[Start of SUPPLIED INFORMATION]
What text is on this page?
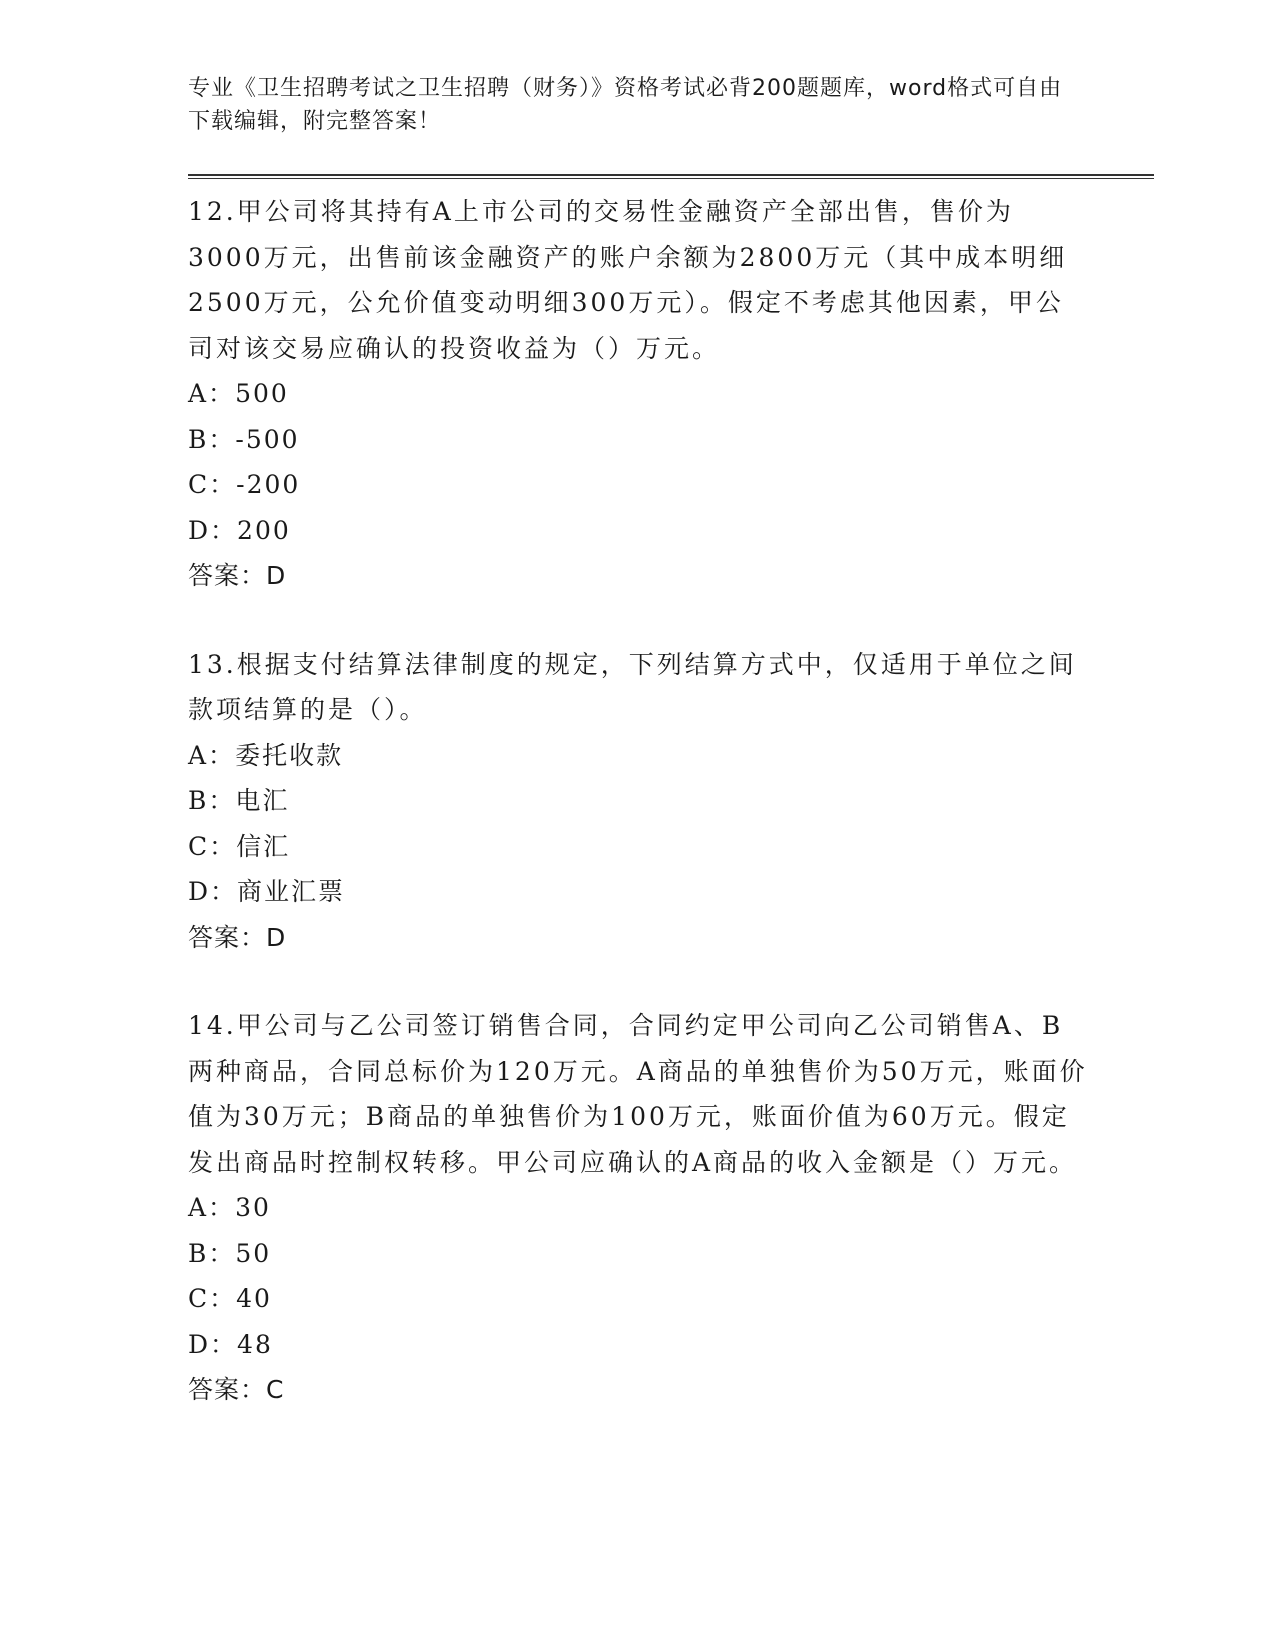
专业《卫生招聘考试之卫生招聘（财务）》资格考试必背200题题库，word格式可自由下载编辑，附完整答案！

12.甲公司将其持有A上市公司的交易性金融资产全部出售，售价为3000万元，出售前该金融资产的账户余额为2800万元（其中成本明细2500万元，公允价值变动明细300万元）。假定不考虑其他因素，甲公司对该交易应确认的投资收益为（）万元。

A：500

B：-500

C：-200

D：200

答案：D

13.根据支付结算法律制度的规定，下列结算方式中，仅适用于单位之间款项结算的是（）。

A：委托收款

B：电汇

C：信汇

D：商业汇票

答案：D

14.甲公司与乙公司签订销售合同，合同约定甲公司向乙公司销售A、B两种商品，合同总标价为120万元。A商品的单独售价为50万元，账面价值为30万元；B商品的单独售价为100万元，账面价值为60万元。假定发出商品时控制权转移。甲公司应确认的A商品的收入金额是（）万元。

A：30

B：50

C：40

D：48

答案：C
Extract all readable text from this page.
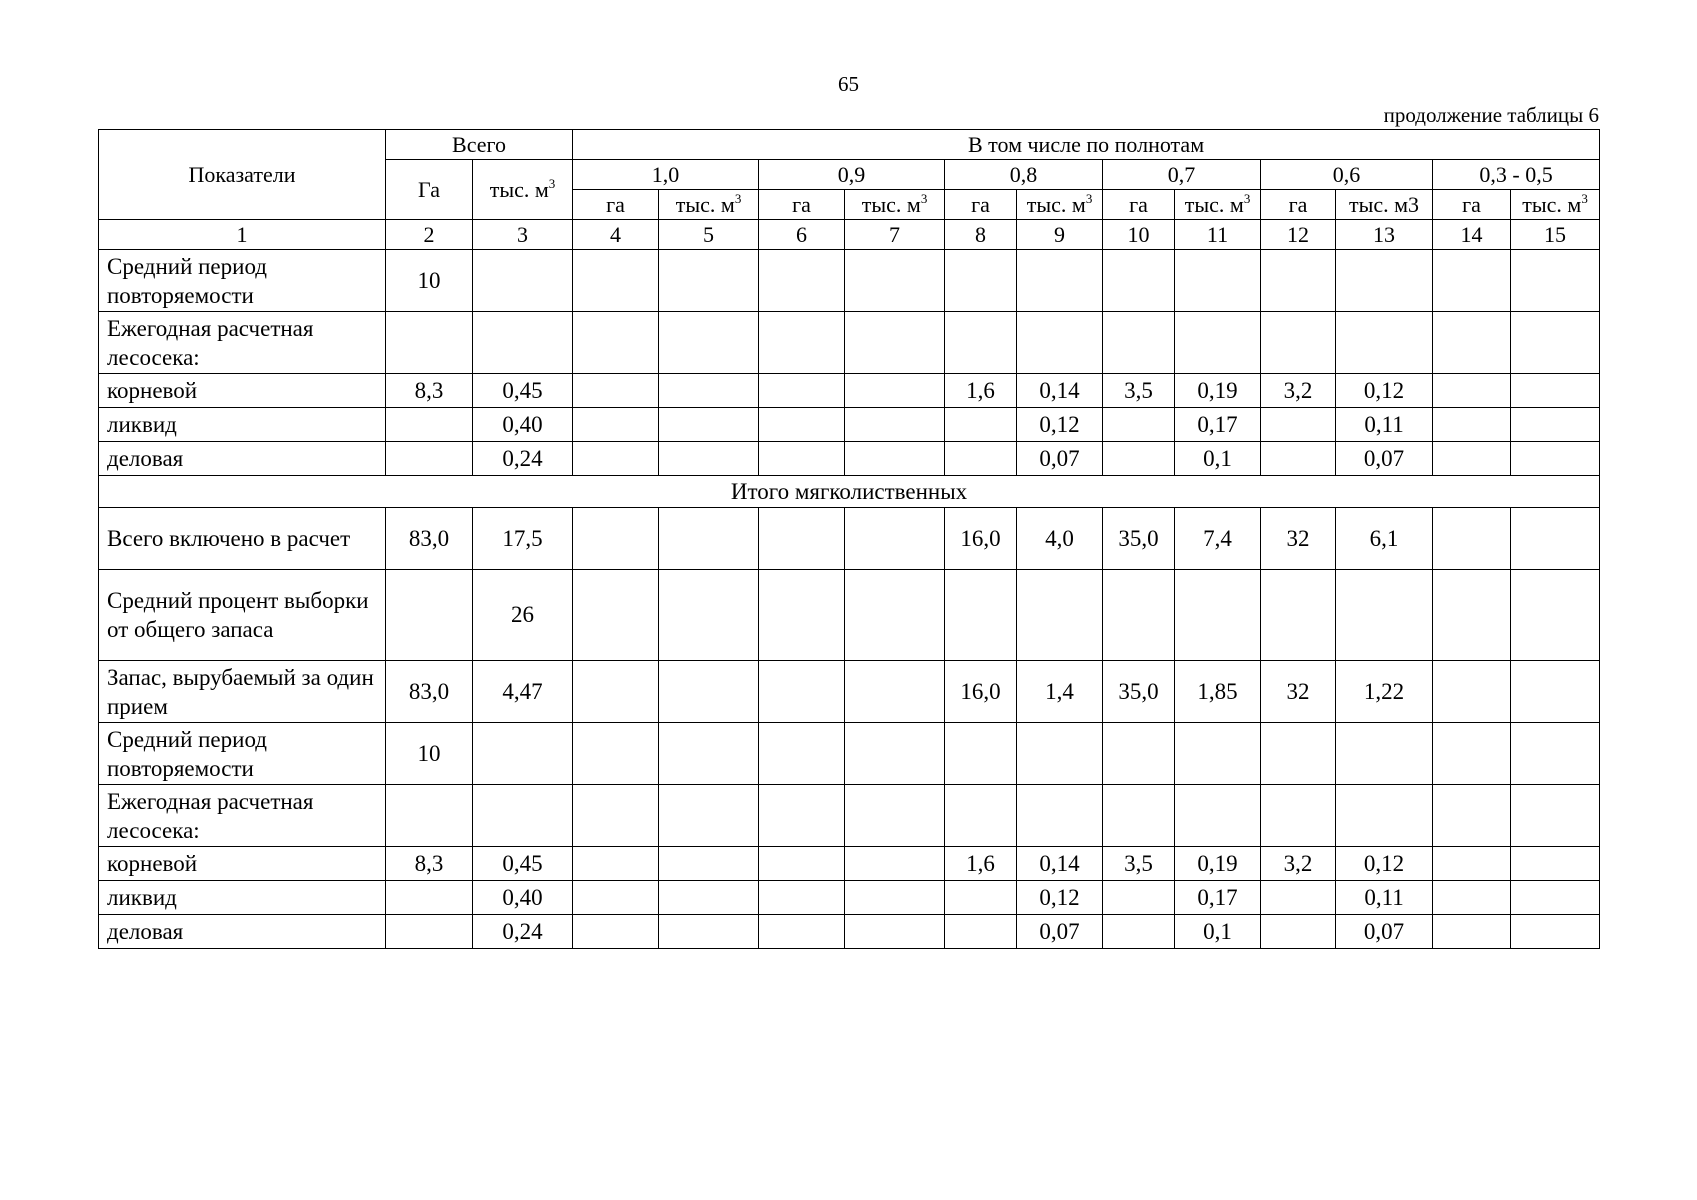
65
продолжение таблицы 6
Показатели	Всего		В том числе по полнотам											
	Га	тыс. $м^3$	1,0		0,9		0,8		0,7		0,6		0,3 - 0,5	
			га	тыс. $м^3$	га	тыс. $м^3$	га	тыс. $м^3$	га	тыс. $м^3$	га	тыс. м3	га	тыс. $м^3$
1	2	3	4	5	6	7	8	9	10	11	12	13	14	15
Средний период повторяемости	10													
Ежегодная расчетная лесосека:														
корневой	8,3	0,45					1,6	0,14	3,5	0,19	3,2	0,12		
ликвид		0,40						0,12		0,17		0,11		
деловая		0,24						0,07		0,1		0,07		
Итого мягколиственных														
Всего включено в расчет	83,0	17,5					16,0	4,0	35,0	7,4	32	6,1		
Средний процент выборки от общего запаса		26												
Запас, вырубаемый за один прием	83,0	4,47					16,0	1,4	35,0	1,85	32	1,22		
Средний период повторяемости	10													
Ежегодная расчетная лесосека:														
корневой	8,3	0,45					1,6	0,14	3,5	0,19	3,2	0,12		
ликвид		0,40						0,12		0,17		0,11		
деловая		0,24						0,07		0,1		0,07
[End of SUPPLIED INFORMATION]
[Start of SUPPLIED INFORMATION]
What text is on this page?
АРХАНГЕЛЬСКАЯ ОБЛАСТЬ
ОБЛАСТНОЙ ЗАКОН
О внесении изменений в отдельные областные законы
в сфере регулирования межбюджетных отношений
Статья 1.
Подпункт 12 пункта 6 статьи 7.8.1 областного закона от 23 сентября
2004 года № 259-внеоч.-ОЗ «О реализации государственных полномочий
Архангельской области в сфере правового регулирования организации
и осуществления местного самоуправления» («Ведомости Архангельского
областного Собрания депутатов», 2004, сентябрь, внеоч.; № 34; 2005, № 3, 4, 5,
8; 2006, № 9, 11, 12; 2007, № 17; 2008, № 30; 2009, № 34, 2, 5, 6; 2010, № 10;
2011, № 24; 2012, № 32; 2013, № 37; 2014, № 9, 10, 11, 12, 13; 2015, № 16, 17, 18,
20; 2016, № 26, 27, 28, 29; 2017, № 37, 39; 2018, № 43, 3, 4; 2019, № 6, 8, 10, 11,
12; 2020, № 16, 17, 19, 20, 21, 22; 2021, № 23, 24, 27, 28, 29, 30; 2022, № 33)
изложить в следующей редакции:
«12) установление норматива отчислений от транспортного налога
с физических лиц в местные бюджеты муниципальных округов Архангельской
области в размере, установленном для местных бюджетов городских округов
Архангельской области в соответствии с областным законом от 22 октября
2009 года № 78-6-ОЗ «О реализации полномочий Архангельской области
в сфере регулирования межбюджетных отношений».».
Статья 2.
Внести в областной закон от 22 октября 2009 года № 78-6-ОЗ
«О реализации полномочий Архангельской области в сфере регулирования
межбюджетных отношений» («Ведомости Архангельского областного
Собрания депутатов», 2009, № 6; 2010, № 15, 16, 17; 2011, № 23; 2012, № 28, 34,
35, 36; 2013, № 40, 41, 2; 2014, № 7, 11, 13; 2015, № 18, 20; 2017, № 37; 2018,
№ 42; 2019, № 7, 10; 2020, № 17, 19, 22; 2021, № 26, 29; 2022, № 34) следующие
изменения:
[End of SUPPLIED INFORMATION]
[Start of SUPPLIED INFORMATION]
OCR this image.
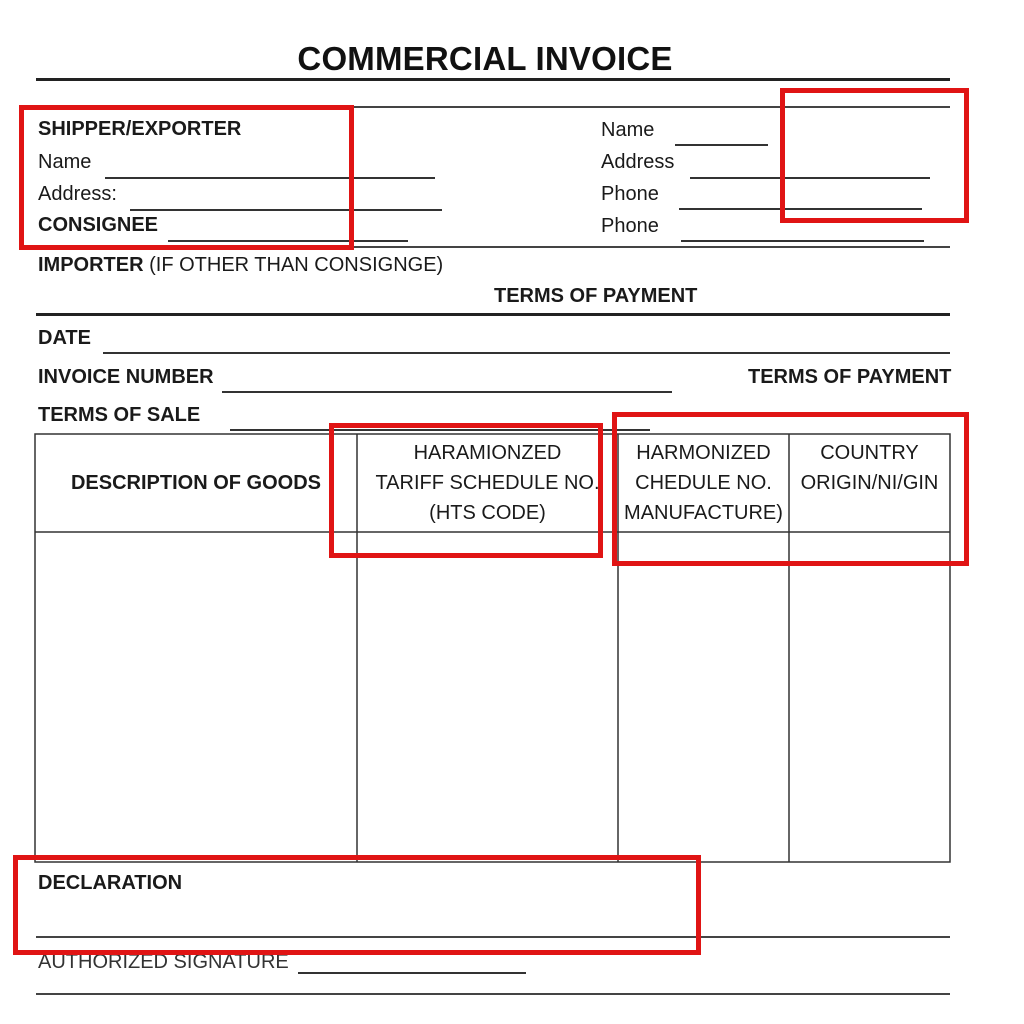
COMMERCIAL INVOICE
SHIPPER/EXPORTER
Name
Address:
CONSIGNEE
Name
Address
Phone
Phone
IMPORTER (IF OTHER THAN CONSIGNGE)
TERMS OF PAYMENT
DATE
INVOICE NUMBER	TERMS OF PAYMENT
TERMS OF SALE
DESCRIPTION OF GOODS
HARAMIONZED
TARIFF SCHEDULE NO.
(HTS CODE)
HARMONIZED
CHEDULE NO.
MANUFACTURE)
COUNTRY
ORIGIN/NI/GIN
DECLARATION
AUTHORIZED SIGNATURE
[End of SUPPLIED INFORMATION]
YOUR OBJECTIVE: Look through the material and copy each line that has "области".

RESPONSE:
Архангельской области в сфере правового регулирования организации
области в размере, установленном для местных бюджетов городских округов
Архангельской области в соответствии с областным законом от 22 октября
2009 года № 78-6-ОЗ «О реализации полномочий Архангельской области
«О реализации полномочий Архангельской области в сфере регулирования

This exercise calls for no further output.